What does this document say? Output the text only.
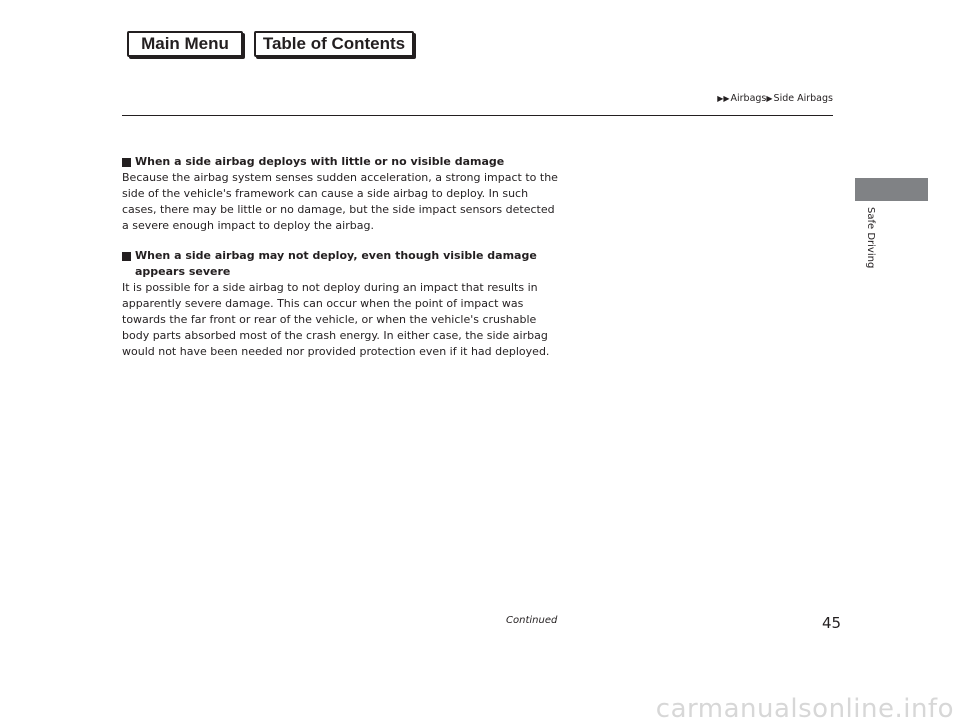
Main Menu	Table of Contents
▶▶ Airbags ▶ Side Airbags
Safe Driving

When a side airbag deploys with little or no visible damage

Because the airbag system senses sudden acceleration, a strong impact to the side of the vehicle's framework can cause a side airbag to deploy. In such cases, there may be little or no damage, but the side impact sensors detected a severe enough impact to deploy the airbag.

When a side airbag may not deploy, even though visible damage appears severe

It is possible for a side airbag to not deploy during an impact that results in apparently severe damage. This can occur when the point of impact was towards the far front or rear of the vehicle, or when the vehicle's crushable body parts absorbed most of the crash energy. In either case, the side airbag would not have been needed nor provided protection even if it had deployed.

Continued	45
carmanualsonline.info
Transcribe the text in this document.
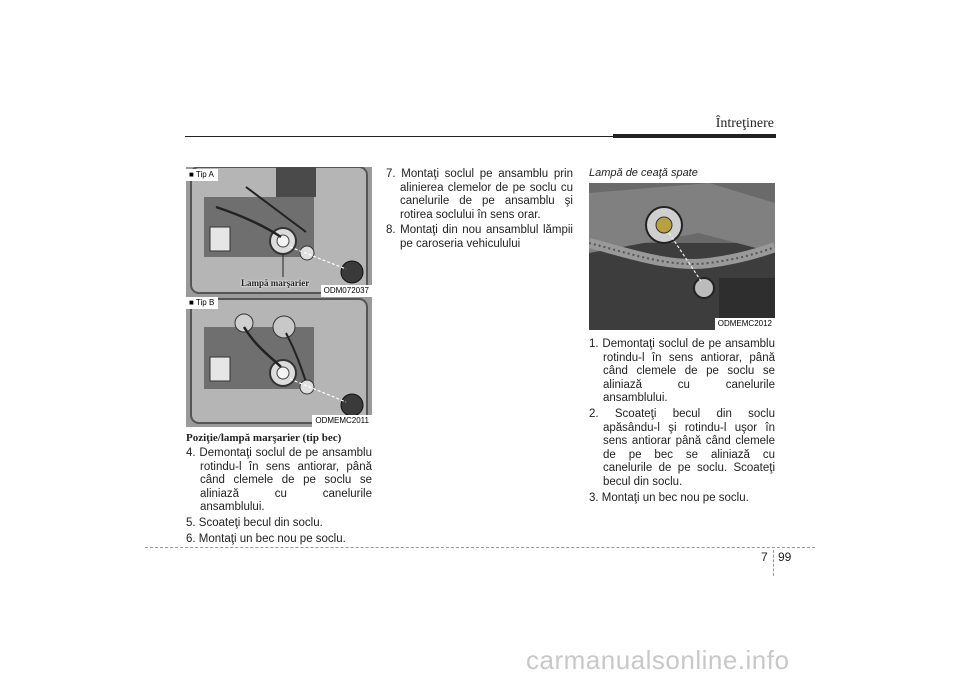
Întreţinere
■ Tip A
Lampă marşarier
ODM072037
■ Tip B
ODMEMC2011
Poziţie/lampă marşarier (tip bec)
4. Demontaţi soclul de pe ansamblu rotindu-l în sens antiorar, până când clemele de pe soclu se aliniază cu canelurile ansamblului.
5. Scoateţi becul din soclu.
6. Montaţi un bec nou pe soclu.
7. Montaţi soclul pe ansamblu prin alinierea clemelor de pe soclu cu canelurile de pe ansamblu şi rotirea soclului în sens orar.
8. Montaţi din nou ansamblul lămpii pe caroseria vehiculului
Lampă de ceaţă spate
ODMEMC2012
1. Demontaţi soclul de pe ansamblu rotindu-l în sens antiorar, până când clemele de pe soclu se aliniază cu canelurile ansamblului.
2. Scoateţi becul din soclu apăsându-l şi rotindu-l uşor în sens antiorar până când clemele de pe bec se aliniază cu canelurile de pe soclu. Scoateţi becul din soclu.
3. Montaţi un bec nou pe soclu.
7 99
carmanualsonline.info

######

**Exercise goal**
Copy the material exactly. Do not include the pictures.

**Written solution**
What does this document say? Output the text only.
Main Menu	Table of Contents
▶▶ Airbags ▶ Side Airbags
Safe Driving

When a side airbag deploys with little or no visible damage

Because the airbag system senses sudden acceleration, a strong impact to the side of the vehicle's framework can cause a side airbag to deploy. In such cases, there may be little or no damage, but the side impact sensors detected a severe enough impact to deploy the airbag.

When a side airbag may not deploy, even though visible damage appears severe

It is possible for a side airbag to not deploy during an impact that results in apparently severe damage. This can occur when the point of impact was towards the far front or rear of the vehicle, or when the vehicle's crushable body parts absorbed most of the crash energy. In either case, the side airbag would not have been needed nor provided protection even if it had deployed.

Continued	45
carmanualsonline.info
Transcribe the text in this document.
Întreţinere
■ Tip A
Lampă marşarier
ODM072037
■ Tip B
ODMEMC2011
Poziţie/lampă marşarier (tip bec)
4. Demontaţi soclul de pe ansamblu rotindu-l în sens antiorar, până când clemele de pe soclu se aliniază cu canelurile ansamblului.
5. Scoateţi becul din soclu.
6. Montaţi un bec nou pe soclu.
7. Montaţi soclul pe ansamblu prin alinierea clemelor de pe soclu cu canelurile de pe ansamblu şi rotirea soclului în sens orar.
8. Montaţi din nou ansamblul lămpii pe caroseria vehiculului
Lampă de ceaţă spate
ODMEMC2012
1. Demontaţi soclul de pe ansamblu rotindu-l în sens antiorar, până când clemele de pe soclu se aliniază cu canelurile ansamblului.
2. Scoateţi becul din soclu apăsându-l şi rotindu-l uşor în sens antiorar până când clemele de pe bec se aliniază cu canelurile de pe soclu. Scoateţi becul din soclu.
3. Montaţi un bec nou pe soclu.
7 99
carmanualsonline.info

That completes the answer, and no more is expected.